## MATERIAL PROVIDED
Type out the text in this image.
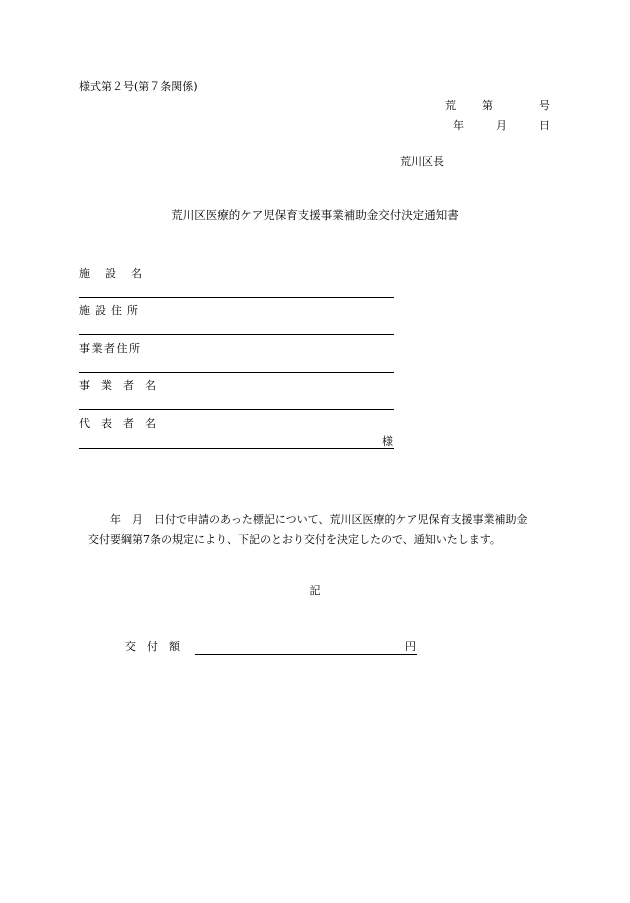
様式第２号(第７条関係)
荒 第	号
年	月	日
荒川区長
荒川区医療的ケア児保育支援事業補助金交付決定通知書
施　設　名
施設住所
事業者住所
事　業　者　名
代　表　者　名
様

年　月　日付で申請のあった標記について、荒川区医療的ケア児保育支援事業補助金

交付要綱第7条の規定により、下記のとおり交付を決定したので、通知いたします。

記
交　付　額	円
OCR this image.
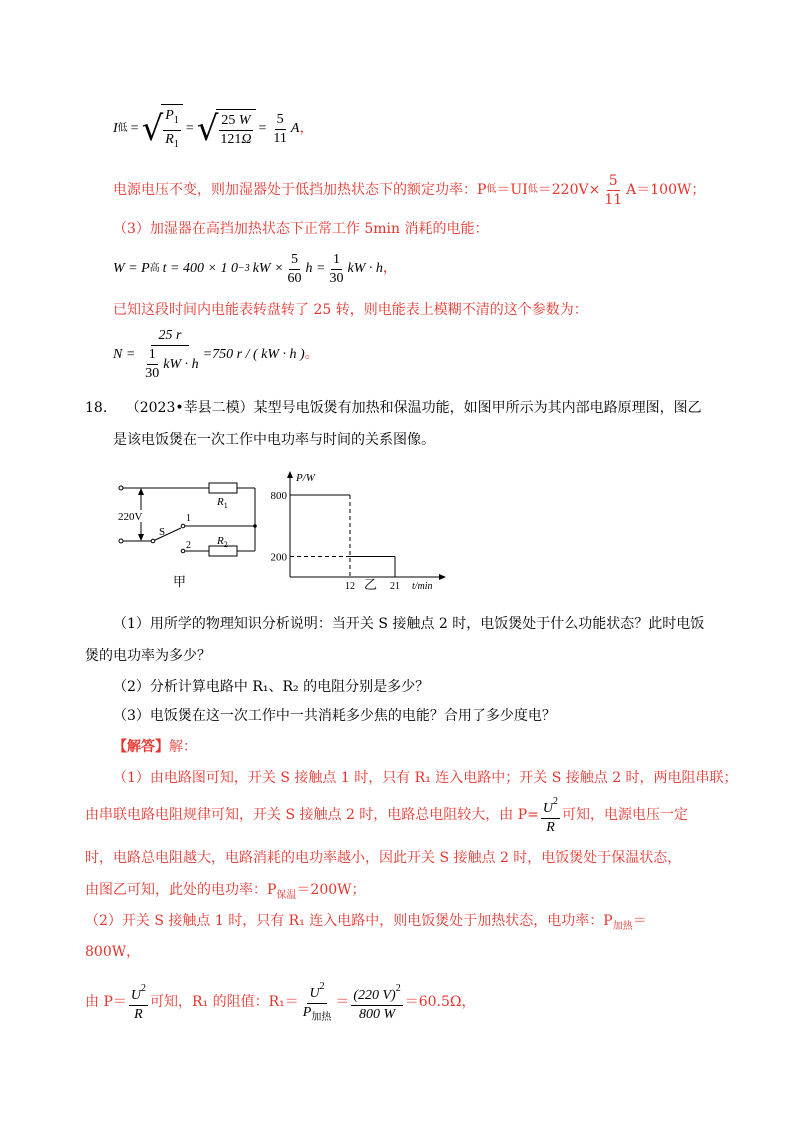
I 低 = √ $\frac{P_1}{R_1}$ = √ $\frac{25 W}{121\Omega} = \frac{5}{11}$ A ，
电源电压不变，则加湿器处于低挡加热状态下的额定功率：P 低 ＝UI 低 $=220V\times \frac{5}{11} A=100W$；
（3）加湿器在高挡加热状态下正常工作 5min 消耗的电能：
W = P 高 t = 400 × 1 0 −3 kW × $\frac{5}{60}$ $h = \frac{1}{30}$ kW · h ，
已知这段时间内电能表转盘转了 25 转，则电能表上模糊不清的这个参数为：
$N = \frac{25 r}{\frac{1}{30} kW \cdot h} =750$ r / ( kW · h ) 。
18. （2023•莘县二模）某型号电饭煲有加热和保温功能，如图甲所示为其内部电路原理图，图乙
是该电饭煲在一次工作中电功率与时间的关系图像。
220V
S
1
2
$R_1$
$R_2$
甲
P/W
t/min
乙
800
200
12	21
（1）用所学的物理知识分析说明：当开关 S 接触点 2 时，电饭煲处于什么功能状态？此时电饭
煲的电功率为多少？
（2）分析计算电路中 R₁、R₂ 的电阻分别是多少？
（3）电饭煲在这一次工作中一共消耗多少焦的电能？合用了多少度电？
【解答】解：
（1）由电路图可知，开关 S 接触点 1 时，只有 R₁ 连入电路中；开关 S 接触点 2 时，两电阻串联；
由串联电路电阻规律可知，开关 S 接触点 2 时，电路总电阻较大，由 $P= \frac{U^2}{R}$ 可知，电源电压一定
时，电路总电阻越大，电路消耗的电功率越小，因此开关 S 接触点 2 时，电饭煲处于保温状态，
由图乙可知，此处的电功率：$P_{保温}=200W$；
（2）开关 S 接触点 1 时，只有 R₁ 连入电路中，则电饭煲处于加热状态，电功率：$P_{加热}=$
800W，
由 $P= \frac{U^2}{R}$ 可知，R₁ 的阻值：$R_1= \frac{U^2}{P_{加热}} = \frac{(220 V)^2}{800 W} =60.5\Omega$，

## GIVEN EXERCISE
Calculate how many lines of the material include the string "Omega", and state that number by itself.

## FINISHED EXERCISE
2